(Collected data entries)
⟨

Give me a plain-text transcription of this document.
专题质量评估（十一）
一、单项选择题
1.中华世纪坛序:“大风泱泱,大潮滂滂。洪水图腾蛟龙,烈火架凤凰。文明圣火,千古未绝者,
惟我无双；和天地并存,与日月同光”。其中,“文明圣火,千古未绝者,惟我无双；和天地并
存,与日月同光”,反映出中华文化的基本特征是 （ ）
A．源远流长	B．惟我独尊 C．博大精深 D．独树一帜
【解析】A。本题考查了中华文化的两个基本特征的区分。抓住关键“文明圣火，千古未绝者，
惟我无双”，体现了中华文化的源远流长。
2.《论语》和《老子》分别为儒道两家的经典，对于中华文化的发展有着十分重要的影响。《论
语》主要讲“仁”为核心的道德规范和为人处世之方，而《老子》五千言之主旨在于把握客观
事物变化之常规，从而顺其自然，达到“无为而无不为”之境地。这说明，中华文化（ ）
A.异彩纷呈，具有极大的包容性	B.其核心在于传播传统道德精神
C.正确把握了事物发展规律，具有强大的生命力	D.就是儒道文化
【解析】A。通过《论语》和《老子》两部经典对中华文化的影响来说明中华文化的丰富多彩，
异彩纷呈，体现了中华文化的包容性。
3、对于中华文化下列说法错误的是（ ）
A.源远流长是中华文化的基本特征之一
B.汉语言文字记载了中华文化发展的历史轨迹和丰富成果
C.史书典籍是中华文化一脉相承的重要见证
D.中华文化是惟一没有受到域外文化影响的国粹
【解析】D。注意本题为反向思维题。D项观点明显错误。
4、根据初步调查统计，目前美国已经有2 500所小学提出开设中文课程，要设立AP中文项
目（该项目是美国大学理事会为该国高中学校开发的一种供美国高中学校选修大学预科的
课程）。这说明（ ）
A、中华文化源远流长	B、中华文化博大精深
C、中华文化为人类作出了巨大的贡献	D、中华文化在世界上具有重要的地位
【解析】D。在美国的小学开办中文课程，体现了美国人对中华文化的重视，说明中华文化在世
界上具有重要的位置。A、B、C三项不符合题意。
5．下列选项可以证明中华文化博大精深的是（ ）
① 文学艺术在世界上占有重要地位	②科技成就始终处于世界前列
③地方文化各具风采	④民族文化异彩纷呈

⟩

Exercise directions >> List every line above that contains the word "惟我无双".

Result >>
惟我无双；和天地并存,与日月同光”。其中,“文明圣火,千古未绝者,惟我无双；和天地并
惟我无双”，体现了中华文化的源远流长。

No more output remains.